Search the material for the string "Successful", then report how many lines hold it, with no other text.

↓↓↓

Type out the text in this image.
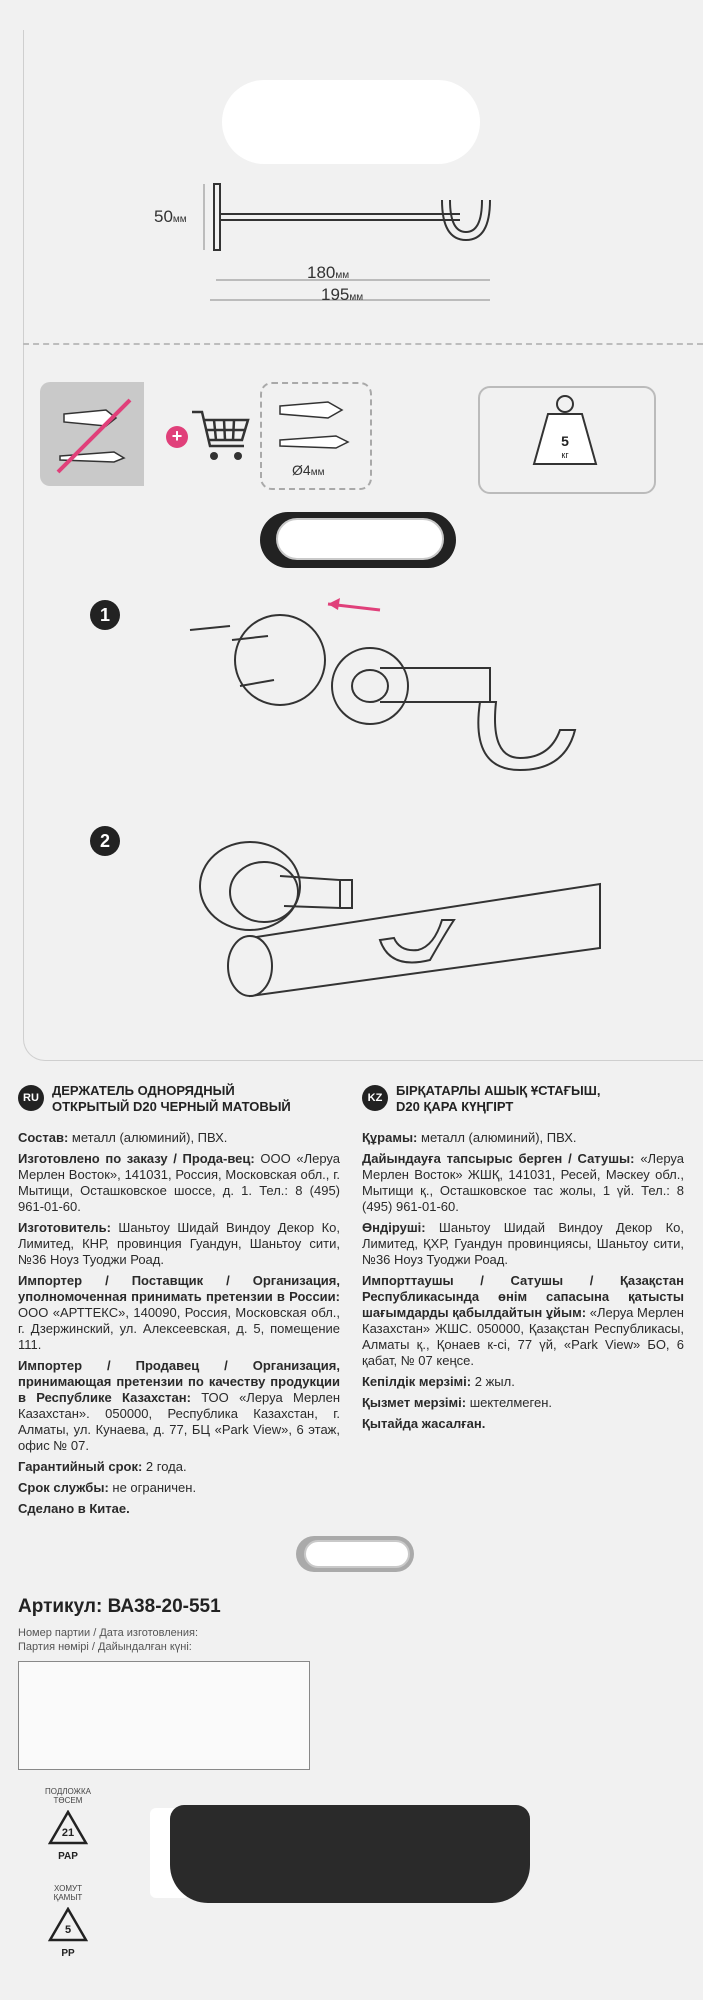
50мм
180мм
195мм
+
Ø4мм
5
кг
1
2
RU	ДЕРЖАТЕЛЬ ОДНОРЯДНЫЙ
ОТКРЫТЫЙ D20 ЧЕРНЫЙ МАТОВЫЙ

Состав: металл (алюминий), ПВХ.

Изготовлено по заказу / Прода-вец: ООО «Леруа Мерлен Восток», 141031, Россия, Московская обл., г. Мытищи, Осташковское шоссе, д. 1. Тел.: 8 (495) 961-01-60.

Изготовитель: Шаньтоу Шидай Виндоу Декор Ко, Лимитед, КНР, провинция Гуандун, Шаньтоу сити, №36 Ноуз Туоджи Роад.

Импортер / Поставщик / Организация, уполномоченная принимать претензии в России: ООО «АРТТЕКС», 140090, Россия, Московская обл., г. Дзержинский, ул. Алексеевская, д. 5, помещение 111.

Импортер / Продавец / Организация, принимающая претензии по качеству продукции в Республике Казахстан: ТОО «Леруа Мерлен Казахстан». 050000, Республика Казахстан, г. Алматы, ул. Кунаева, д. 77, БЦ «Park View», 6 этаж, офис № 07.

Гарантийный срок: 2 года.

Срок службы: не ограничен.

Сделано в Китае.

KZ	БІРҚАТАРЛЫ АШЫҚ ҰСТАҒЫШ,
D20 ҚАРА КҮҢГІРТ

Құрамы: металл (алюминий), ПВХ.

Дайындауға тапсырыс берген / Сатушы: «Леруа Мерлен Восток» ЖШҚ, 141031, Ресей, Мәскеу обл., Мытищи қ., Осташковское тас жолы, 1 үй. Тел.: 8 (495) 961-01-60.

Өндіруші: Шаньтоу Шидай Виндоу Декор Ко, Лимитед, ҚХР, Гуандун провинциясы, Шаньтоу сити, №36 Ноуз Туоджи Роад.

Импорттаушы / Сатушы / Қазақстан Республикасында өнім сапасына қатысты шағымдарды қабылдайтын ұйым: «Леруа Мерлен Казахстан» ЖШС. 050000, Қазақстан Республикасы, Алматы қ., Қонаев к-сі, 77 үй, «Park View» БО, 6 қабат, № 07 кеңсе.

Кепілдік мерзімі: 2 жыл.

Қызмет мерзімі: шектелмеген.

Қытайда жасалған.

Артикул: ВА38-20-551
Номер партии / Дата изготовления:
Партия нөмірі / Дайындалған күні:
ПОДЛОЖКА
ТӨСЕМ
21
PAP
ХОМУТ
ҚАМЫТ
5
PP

↑↑↑
↓↓↓

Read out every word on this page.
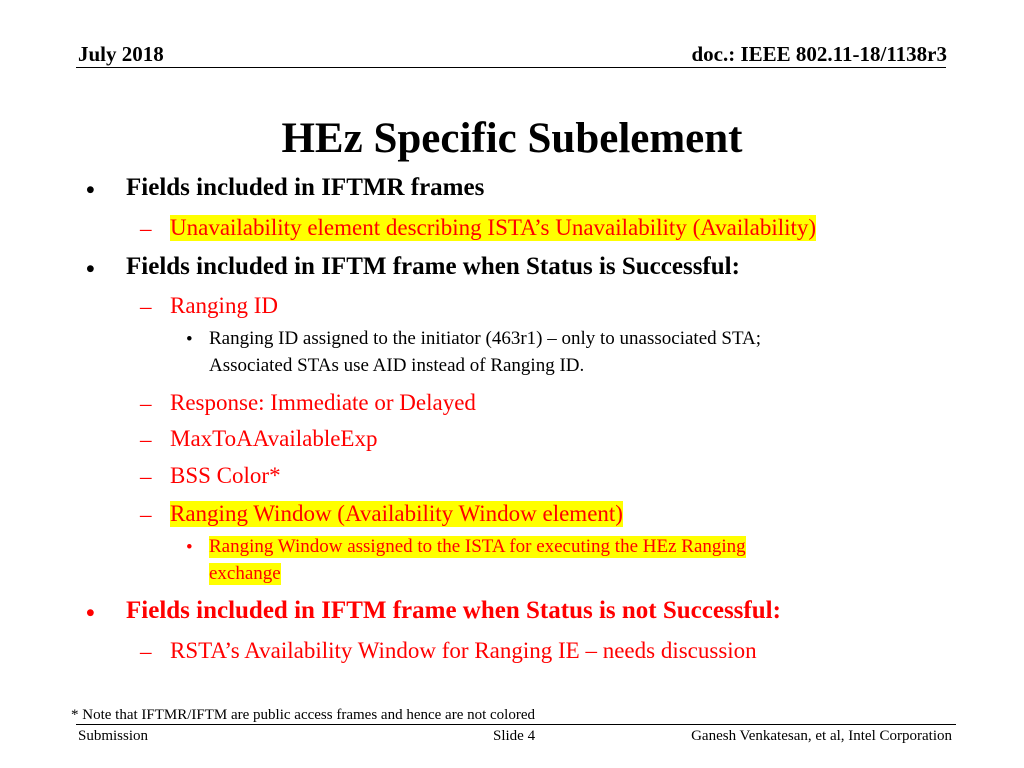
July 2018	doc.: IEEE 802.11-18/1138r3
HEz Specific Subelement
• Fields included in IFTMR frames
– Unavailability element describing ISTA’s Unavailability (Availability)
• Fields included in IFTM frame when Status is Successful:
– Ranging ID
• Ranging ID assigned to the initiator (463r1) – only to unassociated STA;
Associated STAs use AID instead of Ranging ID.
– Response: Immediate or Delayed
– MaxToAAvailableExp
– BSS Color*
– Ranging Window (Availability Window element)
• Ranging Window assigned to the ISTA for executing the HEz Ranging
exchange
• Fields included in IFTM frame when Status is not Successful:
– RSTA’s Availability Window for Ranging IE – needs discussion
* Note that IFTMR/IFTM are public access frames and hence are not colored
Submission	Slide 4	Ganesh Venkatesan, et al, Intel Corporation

↑↑↑

| Result for this exercise |
2